- **Goal of the exercise**
Every line must be returned precisely as it is written.

- **Raw records**
━━━━━━━━━━
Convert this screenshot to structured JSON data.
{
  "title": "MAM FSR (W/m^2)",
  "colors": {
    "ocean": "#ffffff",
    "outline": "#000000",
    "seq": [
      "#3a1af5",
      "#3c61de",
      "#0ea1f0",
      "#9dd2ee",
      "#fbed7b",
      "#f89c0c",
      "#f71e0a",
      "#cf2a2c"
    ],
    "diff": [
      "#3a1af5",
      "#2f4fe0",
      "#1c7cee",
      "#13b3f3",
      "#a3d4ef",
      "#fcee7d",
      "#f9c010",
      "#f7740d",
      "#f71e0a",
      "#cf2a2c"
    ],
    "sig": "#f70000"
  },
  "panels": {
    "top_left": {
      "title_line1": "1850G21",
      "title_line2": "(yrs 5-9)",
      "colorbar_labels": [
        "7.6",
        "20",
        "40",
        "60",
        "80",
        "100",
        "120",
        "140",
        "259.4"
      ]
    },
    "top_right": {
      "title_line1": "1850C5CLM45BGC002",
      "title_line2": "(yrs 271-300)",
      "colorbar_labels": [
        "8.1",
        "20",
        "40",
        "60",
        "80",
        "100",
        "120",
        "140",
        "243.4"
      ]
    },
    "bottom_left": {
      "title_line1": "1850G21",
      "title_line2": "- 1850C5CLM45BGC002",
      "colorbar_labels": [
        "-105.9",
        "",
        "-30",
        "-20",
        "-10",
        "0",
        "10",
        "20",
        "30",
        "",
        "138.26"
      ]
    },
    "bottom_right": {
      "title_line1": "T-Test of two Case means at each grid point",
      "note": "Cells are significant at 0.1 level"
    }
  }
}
━━━━━━━━━━
- **Reply**
Convert this screenshot to structured JSON data.
{
  "title": "MAM FSR (W/m^2)",
  "colors": {
    "ocean": "#ffffff",
    "outline": "#000000",
    "seq": [
      "#3a1af5",
      "#3c61de",
      "#0ea1f0",
      "#9dd2ee",
      "#fbed7b",
      "#f89c0c",
      "#f71e0a",
      "#cf2a2c"
    ],
    "diff": [
      "#3a1af5",
      "#2f4fe0",
      "#1c7cee",
      "#13b3f3",
      "#a3d4ef",
      "#fcee7d",
      "#f9c010",
      "#f7740d",
      "#f71e0a",
      "#cf2a2c"
    ],
    "sig": "#f70000"
  },
  "panels": {
    "top_left": {
      "title_line1": "1850G21",
      "title_line2": "(yrs 5-9)",
      "colorbar_labels": [
        "7.6",
        "20",
        "40",
        "60",
        "80",
        "100",
        "120",
        "140",
        "259.4"
      ]
    },
    "top_right": {
      "title_line1": "1850C5CLM45BGC002",
      "title_line2": "(yrs 271-300)",
      "colorbar_labels": [
        "8.1",
        "20",
        "40",
        "60",
        "80",
        "100",
        "120",
        "140",
        "243.4"
      ]
    },
    "bottom_left": {
      "title_line1": "1850G21",
      "title_line2": "- 1850C5CLM45BGC002",
      "colorbar_labels": [
        "-105.9",
        "",
        "-30",
        "-20",
        "-10",
        "0",
        "10",
        "20",
        "30",
        "",
        "138.26"
      ]
    },
    "bottom_right": {
      "title_line1": "T-Test of two Case means at each grid point",
      "note": "Cells are significant at 0.1 level"
    }
  }
}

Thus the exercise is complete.